[Start of Attachment]

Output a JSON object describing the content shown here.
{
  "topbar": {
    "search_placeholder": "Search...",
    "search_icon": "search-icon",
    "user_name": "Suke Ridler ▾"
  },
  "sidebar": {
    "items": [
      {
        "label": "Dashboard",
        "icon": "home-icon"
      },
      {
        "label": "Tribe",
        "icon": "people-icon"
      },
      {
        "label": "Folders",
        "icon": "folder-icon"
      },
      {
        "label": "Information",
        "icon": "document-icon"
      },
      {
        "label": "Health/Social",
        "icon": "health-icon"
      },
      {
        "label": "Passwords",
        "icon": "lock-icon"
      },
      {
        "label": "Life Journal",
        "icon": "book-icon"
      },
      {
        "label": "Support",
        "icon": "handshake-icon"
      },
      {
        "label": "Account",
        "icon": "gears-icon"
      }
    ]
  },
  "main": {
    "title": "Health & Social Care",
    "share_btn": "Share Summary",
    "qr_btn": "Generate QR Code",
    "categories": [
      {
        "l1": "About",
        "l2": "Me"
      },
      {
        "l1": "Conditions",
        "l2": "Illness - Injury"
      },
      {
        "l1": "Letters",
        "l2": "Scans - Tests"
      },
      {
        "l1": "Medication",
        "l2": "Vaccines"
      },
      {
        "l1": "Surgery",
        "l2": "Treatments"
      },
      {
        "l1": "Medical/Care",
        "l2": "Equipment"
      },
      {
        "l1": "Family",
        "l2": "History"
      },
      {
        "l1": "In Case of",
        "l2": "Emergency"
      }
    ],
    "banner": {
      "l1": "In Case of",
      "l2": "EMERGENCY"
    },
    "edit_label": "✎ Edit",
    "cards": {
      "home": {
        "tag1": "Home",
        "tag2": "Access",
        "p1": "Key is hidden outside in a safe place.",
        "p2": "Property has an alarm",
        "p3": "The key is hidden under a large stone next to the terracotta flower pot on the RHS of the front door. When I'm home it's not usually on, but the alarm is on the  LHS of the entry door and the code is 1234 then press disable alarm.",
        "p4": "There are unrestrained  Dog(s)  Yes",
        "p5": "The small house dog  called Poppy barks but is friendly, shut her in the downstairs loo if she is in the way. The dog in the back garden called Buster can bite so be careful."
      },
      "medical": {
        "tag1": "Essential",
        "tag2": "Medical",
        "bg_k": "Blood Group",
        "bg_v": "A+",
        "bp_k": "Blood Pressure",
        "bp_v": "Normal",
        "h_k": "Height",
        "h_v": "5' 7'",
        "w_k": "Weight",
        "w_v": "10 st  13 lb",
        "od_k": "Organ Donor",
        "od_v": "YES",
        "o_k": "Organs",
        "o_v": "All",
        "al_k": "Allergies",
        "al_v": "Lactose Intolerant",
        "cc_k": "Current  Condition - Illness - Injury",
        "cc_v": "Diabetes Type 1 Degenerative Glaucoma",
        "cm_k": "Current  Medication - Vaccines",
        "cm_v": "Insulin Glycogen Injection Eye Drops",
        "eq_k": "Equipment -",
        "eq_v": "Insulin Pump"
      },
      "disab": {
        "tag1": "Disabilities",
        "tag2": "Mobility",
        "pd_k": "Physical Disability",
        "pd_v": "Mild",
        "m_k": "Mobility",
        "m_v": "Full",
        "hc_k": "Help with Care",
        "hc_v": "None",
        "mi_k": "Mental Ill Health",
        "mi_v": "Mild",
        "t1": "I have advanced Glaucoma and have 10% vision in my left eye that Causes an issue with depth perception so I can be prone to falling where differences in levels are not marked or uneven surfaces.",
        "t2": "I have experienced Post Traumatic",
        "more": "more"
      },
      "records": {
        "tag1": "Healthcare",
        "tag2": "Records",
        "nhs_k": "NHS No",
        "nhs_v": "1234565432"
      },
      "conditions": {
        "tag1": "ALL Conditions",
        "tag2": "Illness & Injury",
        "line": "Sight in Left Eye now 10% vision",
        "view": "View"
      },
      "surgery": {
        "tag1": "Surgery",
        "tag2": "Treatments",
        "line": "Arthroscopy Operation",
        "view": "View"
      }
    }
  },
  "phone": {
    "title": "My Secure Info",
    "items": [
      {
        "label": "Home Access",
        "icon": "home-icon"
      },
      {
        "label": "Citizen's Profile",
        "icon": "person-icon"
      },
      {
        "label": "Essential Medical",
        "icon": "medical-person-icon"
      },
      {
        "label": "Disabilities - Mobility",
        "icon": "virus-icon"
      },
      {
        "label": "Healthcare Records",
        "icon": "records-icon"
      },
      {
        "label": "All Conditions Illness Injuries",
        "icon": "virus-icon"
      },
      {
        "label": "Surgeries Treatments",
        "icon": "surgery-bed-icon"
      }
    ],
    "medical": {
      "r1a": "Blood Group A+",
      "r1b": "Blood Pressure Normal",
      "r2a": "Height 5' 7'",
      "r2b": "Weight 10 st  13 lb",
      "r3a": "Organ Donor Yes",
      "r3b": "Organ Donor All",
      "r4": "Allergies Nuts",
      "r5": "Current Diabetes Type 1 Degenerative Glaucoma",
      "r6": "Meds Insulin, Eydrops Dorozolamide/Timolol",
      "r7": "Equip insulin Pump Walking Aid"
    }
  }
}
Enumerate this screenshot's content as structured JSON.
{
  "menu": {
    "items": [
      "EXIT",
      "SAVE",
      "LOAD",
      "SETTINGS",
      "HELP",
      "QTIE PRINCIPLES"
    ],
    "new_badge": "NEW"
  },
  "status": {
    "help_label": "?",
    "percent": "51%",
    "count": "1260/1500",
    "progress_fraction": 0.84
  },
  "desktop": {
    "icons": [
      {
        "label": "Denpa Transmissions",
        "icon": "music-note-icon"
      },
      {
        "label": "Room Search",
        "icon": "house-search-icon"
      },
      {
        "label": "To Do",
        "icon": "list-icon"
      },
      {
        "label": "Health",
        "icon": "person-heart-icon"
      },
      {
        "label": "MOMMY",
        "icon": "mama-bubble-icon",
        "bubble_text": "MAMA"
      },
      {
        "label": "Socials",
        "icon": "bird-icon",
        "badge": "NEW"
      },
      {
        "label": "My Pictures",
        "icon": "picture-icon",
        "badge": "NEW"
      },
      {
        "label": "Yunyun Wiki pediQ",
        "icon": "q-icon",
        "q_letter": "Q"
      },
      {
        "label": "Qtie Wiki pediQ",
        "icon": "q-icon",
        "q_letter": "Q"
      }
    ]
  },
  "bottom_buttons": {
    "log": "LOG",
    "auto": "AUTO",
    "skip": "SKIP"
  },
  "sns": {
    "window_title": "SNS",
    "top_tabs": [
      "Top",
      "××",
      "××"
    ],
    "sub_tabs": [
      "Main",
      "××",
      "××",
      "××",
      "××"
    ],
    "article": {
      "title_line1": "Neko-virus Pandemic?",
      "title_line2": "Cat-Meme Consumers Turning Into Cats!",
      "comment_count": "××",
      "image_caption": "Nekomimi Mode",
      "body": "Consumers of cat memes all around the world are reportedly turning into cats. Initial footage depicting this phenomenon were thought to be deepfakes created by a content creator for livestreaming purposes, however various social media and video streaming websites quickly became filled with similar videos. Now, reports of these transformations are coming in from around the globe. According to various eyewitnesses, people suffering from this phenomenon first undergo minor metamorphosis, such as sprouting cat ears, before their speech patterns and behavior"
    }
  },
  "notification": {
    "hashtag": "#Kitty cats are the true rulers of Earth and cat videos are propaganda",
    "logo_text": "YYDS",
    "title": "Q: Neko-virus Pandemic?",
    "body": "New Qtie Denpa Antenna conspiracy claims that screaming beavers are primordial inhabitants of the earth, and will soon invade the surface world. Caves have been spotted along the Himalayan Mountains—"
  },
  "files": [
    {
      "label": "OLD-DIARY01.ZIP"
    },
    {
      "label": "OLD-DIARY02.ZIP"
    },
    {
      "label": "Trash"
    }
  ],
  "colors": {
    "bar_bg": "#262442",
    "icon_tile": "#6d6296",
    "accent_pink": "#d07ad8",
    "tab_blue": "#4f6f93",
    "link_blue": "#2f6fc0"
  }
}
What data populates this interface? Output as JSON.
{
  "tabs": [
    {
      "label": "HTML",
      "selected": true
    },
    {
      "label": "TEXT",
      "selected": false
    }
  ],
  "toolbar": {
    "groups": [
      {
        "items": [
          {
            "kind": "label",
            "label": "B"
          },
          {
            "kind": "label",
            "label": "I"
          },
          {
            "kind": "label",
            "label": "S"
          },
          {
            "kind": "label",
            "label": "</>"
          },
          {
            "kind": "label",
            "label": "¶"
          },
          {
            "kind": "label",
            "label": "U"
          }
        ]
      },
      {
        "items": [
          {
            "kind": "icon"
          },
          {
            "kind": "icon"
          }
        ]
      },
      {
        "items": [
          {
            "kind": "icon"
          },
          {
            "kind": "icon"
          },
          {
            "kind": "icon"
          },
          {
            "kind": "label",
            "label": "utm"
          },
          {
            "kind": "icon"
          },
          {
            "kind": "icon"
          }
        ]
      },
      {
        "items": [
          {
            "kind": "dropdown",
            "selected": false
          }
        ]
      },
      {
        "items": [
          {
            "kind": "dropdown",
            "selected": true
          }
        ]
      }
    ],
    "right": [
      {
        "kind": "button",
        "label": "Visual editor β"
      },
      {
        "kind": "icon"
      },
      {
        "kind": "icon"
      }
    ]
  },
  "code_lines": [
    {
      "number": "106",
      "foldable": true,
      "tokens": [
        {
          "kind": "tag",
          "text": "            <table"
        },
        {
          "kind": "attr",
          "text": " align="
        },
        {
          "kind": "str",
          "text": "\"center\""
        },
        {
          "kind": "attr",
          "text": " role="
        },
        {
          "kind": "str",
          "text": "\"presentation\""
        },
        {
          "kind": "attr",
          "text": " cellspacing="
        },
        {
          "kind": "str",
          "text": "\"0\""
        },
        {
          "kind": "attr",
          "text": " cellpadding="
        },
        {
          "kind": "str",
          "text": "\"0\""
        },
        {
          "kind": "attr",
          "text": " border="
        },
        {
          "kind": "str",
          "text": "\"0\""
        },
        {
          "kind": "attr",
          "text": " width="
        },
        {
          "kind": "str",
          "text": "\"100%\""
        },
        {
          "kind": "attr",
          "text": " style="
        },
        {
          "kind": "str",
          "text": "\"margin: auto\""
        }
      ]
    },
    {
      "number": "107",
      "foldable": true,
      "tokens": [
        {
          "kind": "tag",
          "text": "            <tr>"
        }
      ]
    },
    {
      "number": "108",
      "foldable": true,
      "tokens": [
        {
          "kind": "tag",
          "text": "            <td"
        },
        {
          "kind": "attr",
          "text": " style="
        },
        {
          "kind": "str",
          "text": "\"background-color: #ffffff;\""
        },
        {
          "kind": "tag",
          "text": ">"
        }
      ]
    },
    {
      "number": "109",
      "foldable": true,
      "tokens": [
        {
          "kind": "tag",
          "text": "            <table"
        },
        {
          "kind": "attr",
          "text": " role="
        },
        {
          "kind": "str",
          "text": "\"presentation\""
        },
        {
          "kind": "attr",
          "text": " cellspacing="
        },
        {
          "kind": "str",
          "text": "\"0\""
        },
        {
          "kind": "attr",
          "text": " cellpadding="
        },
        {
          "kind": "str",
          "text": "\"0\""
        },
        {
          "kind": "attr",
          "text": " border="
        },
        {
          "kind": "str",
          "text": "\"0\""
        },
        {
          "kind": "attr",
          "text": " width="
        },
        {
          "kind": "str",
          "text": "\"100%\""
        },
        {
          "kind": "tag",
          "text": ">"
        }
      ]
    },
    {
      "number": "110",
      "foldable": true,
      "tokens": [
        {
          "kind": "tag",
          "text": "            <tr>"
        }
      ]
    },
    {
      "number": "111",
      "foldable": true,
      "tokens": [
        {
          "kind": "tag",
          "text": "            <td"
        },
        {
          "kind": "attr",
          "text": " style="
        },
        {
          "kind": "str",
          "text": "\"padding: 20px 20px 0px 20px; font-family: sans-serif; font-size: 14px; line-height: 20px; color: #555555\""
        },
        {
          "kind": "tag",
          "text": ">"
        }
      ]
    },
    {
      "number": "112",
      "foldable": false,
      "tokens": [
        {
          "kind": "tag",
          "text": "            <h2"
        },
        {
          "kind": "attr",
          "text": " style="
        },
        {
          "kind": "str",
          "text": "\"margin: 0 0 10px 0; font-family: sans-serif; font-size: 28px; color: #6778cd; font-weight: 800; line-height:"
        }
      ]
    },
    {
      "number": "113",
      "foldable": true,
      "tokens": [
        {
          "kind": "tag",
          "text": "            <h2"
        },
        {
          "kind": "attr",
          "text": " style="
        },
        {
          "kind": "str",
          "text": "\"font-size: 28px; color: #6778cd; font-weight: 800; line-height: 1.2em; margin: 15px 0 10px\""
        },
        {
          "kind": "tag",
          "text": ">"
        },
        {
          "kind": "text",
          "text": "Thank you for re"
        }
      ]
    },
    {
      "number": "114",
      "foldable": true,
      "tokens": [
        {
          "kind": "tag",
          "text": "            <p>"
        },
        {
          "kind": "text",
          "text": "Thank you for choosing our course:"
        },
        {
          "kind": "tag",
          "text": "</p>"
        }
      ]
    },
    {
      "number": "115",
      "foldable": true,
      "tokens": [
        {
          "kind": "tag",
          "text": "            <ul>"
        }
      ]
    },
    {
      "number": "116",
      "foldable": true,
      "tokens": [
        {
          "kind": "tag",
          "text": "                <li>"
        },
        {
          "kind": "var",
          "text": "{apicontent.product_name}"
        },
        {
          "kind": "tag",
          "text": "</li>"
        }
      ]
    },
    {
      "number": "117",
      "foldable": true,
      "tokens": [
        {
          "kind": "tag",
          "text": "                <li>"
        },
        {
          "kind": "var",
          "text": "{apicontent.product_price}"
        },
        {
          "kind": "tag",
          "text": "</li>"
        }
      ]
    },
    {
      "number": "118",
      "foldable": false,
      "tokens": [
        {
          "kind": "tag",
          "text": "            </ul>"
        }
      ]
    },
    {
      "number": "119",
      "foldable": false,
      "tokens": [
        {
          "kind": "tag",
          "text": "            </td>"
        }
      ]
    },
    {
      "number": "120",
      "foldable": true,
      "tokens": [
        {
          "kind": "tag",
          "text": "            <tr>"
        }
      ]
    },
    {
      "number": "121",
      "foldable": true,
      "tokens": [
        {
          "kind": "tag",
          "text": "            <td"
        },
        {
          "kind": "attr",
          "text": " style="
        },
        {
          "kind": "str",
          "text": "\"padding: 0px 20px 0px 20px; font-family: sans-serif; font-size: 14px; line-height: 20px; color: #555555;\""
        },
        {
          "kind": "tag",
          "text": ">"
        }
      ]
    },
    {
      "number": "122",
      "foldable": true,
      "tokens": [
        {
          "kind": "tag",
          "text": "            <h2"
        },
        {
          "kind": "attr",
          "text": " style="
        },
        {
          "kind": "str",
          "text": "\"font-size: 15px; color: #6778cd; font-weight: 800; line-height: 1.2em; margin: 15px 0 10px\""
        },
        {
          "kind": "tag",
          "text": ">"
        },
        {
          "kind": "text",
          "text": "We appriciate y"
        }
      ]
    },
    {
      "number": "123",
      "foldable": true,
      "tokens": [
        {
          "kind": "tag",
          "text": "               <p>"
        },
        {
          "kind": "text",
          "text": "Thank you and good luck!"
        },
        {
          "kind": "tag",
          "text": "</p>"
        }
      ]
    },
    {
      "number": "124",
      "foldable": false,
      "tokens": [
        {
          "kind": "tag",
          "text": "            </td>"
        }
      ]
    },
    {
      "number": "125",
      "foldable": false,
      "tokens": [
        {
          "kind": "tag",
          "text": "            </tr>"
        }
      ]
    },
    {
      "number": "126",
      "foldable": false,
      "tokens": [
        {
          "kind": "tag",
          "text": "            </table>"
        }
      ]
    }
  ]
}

[End of Attachment]

• **TASK**
Using the listing above, say how many of its lines contain the string "virus", giving nothing but the figure.

• **REPLY TO THE TASK**
4